WHAT YOU ARE ASKED TO DO: Return the records exactly as they appear, from the start through the line containing "list-item-selected[interactable]: A-Angelic2 (13, 144, 209, 200)", both ends included.

[begin MATERIAL PROVIDED]

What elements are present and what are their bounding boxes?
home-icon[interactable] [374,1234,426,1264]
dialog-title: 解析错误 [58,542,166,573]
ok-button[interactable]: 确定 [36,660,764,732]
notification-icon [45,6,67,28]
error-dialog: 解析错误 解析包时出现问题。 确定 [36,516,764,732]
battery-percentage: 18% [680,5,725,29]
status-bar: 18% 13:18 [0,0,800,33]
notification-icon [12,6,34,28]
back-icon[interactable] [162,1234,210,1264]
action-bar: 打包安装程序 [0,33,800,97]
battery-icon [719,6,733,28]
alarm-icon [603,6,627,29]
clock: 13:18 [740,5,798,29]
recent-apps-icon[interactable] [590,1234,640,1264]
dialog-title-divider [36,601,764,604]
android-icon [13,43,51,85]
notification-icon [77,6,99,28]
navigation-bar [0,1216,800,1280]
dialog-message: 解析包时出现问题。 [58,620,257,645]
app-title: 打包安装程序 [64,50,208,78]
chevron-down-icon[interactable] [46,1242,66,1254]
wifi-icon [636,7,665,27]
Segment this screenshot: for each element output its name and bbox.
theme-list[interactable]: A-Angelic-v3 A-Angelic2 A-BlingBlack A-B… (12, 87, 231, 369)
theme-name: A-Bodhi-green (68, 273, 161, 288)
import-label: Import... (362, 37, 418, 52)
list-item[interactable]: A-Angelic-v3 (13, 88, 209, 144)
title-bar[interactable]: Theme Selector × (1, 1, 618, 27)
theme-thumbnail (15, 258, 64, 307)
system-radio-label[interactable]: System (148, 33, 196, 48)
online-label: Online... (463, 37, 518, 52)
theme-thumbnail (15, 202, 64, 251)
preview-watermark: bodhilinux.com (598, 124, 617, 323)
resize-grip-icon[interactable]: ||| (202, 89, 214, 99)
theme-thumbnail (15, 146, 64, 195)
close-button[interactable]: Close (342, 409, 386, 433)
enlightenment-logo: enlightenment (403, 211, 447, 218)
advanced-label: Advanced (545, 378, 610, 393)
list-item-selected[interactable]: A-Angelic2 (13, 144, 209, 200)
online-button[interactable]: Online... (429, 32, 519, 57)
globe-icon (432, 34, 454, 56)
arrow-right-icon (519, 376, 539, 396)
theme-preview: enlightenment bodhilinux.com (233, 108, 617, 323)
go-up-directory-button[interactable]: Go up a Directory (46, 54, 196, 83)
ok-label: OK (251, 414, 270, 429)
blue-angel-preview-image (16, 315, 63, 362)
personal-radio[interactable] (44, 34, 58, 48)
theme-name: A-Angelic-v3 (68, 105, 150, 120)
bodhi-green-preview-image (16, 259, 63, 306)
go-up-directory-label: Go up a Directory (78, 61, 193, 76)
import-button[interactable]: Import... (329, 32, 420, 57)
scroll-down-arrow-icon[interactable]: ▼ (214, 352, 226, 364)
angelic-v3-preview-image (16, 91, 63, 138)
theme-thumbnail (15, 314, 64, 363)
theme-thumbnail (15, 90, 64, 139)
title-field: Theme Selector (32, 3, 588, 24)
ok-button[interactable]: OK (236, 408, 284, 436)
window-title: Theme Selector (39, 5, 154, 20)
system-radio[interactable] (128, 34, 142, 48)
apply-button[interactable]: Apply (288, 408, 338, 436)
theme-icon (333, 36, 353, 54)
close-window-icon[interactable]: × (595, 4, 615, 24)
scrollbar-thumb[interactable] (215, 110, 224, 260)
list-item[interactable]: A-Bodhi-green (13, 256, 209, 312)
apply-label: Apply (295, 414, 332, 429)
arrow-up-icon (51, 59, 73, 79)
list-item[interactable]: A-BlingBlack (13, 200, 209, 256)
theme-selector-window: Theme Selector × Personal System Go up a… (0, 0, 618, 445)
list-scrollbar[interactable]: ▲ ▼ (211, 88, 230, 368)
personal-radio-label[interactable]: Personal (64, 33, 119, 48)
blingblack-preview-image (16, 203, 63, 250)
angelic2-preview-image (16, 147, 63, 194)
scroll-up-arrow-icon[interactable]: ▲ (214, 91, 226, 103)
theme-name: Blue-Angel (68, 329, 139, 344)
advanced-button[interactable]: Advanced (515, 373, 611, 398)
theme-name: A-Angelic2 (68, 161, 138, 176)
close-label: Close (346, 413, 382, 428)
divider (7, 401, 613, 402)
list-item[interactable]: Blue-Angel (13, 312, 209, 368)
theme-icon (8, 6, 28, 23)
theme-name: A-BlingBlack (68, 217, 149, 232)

[end MATERIAL PROVIDED]

EXERCISE OUTPUT:
What elements are present and what are their bounding boxes?
home-icon[interactable] [374,1234,426,1264]
dialog-title: 解析错误 [58,542,166,573]
ok-button[interactable]: 确定 [36,660,764,732]
notification-icon [45,6,67,28]
error-dialog: 解析错误 解析包时出现问题。 确定 [36,516,764,732]
battery-percentage: 18% [680,5,725,29]
status-bar: 18% 13:18 [0,0,800,33]
notification-icon [12,6,34,28]
back-icon[interactable] [162,1234,210,1264]
action-bar: 打包安装程序 [0,33,800,97]
battery-icon [719,6,733,28]
alarm-icon [603,6,627,29]
clock: 13:18 [740,5,798,29]
recent-apps-icon[interactable] [590,1234,640,1264]
dialog-title-divider [36,601,764,604]
android-icon [13,43,51,85]
notification-icon [77,6,99,28]
navigation-bar [0,1216,800,1280]
dialog-message: 解析包时出现问题。 [58,620,257,645]
app-title: 打包安装程序 [64,50,208,78]
chevron-down-icon[interactable] [46,1242,66,1254]
wifi-icon [636,7,665,27]
Segment this screenshot: for each element output its name and bbox.
theme-list[interactable]: A-Angelic-v3 A-Angelic2 A-BlingBlack A-B… (12, 87, 231, 369)
theme-name: A-Bodhi-green (68, 273, 161, 288)
import-label: Import... (362, 37, 418, 52)
list-item[interactable]: A-Angelic-v3 (13, 88, 209, 144)
title-bar[interactable]: Theme Selector × (1, 1, 618, 27)
theme-thumbnail (15, 258, 64, 307)
system-radio-label[interactable]: System (148, 33, 196, 48)
online-label: Online... (463, 37, 518, 52)
theme-thumbnail (15, 202, 64, 251)
preview-watermark: bodhilinux.com (598, 124, 617, 323)
resize-grip-icon[interactable]: ||| (202, 89, 214, 99)
theme-thumbnail (15, 146, 64, 195)
close-button[interactable]: Close (342, 409, 386, 433)
enlightenment-logo: enlightenment (403, 211, 447, 218)
advanced-label: Advanced (545, 378, 610, 393)
list-item-selected[interactable]: A-Angelic2 (13, 144, 209, 200)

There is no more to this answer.